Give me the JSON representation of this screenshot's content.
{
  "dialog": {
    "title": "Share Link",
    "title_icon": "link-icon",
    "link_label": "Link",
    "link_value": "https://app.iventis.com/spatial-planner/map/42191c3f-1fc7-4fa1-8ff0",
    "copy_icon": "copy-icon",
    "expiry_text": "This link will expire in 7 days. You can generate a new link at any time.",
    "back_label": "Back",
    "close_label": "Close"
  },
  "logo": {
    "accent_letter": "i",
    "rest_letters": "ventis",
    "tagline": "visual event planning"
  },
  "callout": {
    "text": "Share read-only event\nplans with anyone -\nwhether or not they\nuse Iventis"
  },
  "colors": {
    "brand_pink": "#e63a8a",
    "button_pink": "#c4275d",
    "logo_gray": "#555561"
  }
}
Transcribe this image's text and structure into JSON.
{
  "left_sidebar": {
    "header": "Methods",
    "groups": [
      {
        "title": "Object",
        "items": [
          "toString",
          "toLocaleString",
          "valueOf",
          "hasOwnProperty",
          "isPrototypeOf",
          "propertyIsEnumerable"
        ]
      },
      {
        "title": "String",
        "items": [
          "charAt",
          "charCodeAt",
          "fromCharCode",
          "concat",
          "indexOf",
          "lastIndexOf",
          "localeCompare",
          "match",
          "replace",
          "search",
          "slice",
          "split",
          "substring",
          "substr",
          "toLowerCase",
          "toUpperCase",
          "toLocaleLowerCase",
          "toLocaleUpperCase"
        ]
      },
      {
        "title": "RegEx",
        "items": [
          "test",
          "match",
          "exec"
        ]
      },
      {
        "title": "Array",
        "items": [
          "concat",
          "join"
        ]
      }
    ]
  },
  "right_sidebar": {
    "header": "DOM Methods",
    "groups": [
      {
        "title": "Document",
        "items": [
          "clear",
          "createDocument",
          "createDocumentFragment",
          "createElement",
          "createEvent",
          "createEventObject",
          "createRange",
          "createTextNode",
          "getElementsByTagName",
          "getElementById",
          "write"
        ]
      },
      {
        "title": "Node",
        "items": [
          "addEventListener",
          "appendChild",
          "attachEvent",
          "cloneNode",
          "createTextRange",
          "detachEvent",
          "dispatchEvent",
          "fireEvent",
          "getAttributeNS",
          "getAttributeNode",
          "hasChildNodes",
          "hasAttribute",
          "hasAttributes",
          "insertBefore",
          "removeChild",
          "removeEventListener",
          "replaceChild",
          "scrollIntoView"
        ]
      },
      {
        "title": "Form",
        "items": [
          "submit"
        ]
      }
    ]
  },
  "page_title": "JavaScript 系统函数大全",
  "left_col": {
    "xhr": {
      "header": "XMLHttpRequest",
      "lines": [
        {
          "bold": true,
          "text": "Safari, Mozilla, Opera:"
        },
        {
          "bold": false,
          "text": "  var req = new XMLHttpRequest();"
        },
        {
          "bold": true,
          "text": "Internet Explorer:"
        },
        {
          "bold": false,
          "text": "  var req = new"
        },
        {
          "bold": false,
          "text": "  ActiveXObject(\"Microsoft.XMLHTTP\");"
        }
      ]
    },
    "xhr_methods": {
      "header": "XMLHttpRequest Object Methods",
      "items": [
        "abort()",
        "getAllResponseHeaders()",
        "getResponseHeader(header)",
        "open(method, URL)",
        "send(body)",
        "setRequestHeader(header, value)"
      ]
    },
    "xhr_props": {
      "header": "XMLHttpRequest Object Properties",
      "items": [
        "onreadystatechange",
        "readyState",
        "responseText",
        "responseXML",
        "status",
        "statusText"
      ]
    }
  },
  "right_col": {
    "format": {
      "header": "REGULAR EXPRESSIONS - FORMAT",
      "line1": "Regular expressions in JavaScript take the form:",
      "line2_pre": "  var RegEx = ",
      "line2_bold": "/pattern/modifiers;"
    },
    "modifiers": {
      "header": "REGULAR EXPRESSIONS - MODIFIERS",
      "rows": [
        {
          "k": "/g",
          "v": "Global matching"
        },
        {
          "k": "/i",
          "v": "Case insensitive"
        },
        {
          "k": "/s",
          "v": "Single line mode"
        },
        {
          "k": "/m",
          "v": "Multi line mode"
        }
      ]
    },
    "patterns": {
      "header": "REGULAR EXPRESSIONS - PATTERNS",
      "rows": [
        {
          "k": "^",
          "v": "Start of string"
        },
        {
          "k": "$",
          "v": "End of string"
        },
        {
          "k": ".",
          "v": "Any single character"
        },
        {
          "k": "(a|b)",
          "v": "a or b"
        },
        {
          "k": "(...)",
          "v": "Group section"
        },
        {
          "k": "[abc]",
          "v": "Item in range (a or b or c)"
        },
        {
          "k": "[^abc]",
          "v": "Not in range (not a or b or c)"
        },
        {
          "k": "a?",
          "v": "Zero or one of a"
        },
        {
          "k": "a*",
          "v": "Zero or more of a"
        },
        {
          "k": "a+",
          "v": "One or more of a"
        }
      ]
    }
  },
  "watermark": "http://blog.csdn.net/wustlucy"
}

===============

Output the full listing without altering anything.

Answer below:
Give me the JSON representation of this screenshot's content.
{
  "dialog": {
    "title": "Share Link",
    "title_icon": "link-icon",
    "link_label": "Link",
    "link_value": "https://app.iventis.com/spatial-planner/map/42191c3f-1fc7-4fa1-8ff0",
    "copy_icon": "copy-icon",
    "expiry_text": "This link will expire in 7 days. You can generate a new link at any time.",
    "back_label": "Back",
    "close_label": "Close"
  },
  "logo": {
    "accent_letter": "i",
    "rest_letters": "ventis",
    "tagline": "visual event planning"
  },
  "callout": {
    "text": "Share read-only event\nplans with anyone -\nwhether or not they\nuse Iventis"
  },
  "colors": {
    "brand_pink": "#e63a8a",
    "button_pink": "#c4275d",
    "logo_gray": "#555561"
  }
}
Transcribe this image's text and structure into JSON.
{
  "left_sidebar": {
    "header": "Methods",
    "groups": [
      {
        "title": "Object",
        "items": [
          "toString",
          "toLocaleString",
          "valueOf",
          "hasOwnProperty",
          "isPrototypeOf",
          "propertyIsEnumerable"
        ]
      },
      {
        "title": "String",
        "items": [
          "charAt",
          "charCodeAt",
          "fromCharCode",
          "concat",
          "indexOf",
          "lastIndexOf",
          "localeCompare",
          "match",
          "replace",
          "search",
          "slice",
          "split",
          "substring",
          "substr",
          "toLowerCase",
          "toUpperCase",
          "toLocaleLowerCase",
          "toLocaleUpperCase"
        ]
      },
      {
        "title": "RegEx",
        "items": [
          "test",
          "match",
          "exec"
        ]
      },
      {
        "title": "Array",
        "items": [
          "concat",
          "join"
        ]
      }
    ]
  },
  "right_sidebar": {
    "header": "DOM Methods",
    "groups": [
      {
        "title": "Document",
        "items": [
          "clear",
          "createDocument",
          "createDocumentFragment",
          "createElement",
          "createEvent",
          "createEventObject",
          "createRange",
          "createTextNode",
          "getElementsByTagName",
          "getElementById",
          "write"
        ]
      },
      {
        "title": "Node",
        "items": [
          "addEventListener",
          "appendChild",
          "attachEvent",
          "cloneNode",
          "createTextRange",
          "detachEvent",
          "dispatchEvent",
          "fireEvent",
          "getAttributeNS",
          "getAttributeNode",
          "hasChildNodes",
          "hasAttribute",
          "hasAttributes",
          "insertBefore",
          "removeChild",
          "removeEventListener",
          "replaceChild",
          "scrollIntoView"
        ]
      },
      {
        "title": "Form",
        "items": [
          "submit"
        ]
      }
    ]
  },
  "page_title": "JavaScript 系统函数大全",
  "left_col": {
    "xhr": {
      "header": "XMLHttpRequest",
      "lines": [
        {
          "bold": true,
          "text": "Safari, Mozilla, Opera:"
        },
        {
          "bold": false,
          "text": "  var req = new XMLHttpRequest();"
        },
        {
          "bold": true,
          "text": "Internet Explorer:"
        },
        {
          "bold": false,
          "text": "  var req = new"
        },
        {
          "bold": false,
          "text": "  ActiveXObject(\"Microsoft.XMLHTTP\");"
        }
      ]
    },
    "xhr_methods": {
      "header": "XMLHttpRequest Object Methods",
      "items": [
        "abort()",
        "getAllResponseHeaders()",
        "getResponseHeader(header)",
        "open(method, URL)",
        "send(body)",
        "setRequestHeader(header, value)"
      ]
    },
    "xhr_props": {
      "header": "XMLHttpRequest Object Properties",
      "items": [
        "onreadystatechange",
        "readyState",
        "responseText",
        "responseXML",
        "status",
        "statusText"
      ]
    }
  },
  "right_col": {
    "format": {
      "header": "REGULAR EXPRESSIONS - FORMAT",
      "line1": "Regular expressions in JavaScript take the form:",
      "line2_pre": "  var RegEx = ",
      "line2_bold": "/pattern/modifiers;"
    },
    "modifiers": {
      "header": "REGULAR EXPRESSIONS - MODIFIERS",
      "rows": [
        {
          "k": "/g",
          "v": "Global matching"
        },
        {
          "k": "/i",
          "v": "Case insensitive"
        },
        {
          "k": "/s",
          "v": "Single line mode"
        },
        {
          "k": "/m",
          "v": "Multi line mode"
        }
      ]
    },
    "patterns": {
      "header": "REGULAR EXPRESSIONS - PATTERNS",
      "rows": [
        {
          "k": "^",
          "v": "Start of string"
        },
        {
          "k": "$",
          "v": "End of string"
        },
        {
          "k": ".",
          "v": "Any single character"
        },
        {
          "k": "(a|b)",
          "v": "a or b"
        },
        {
          "k": "(...)",
          "v": "Group section"
        },
        {
          "k": "[abc]",
          "v": "Item in range (a or b or c)"
        },
        {
          "k": "[^abc]",
          "v": "Not in range (not a or b or c)"
        },
        {
          "k": "a?",
          "v": "Zero or one of a"
        },
        {
          "k": "a*",
          "v": "Zero or more of a"
        },
        {
          "k": "a+",
          "v": "One or more of a"
        }
      ]
    }
  },
  "watermark": "http://blog.csdn.net/wustlucy"
}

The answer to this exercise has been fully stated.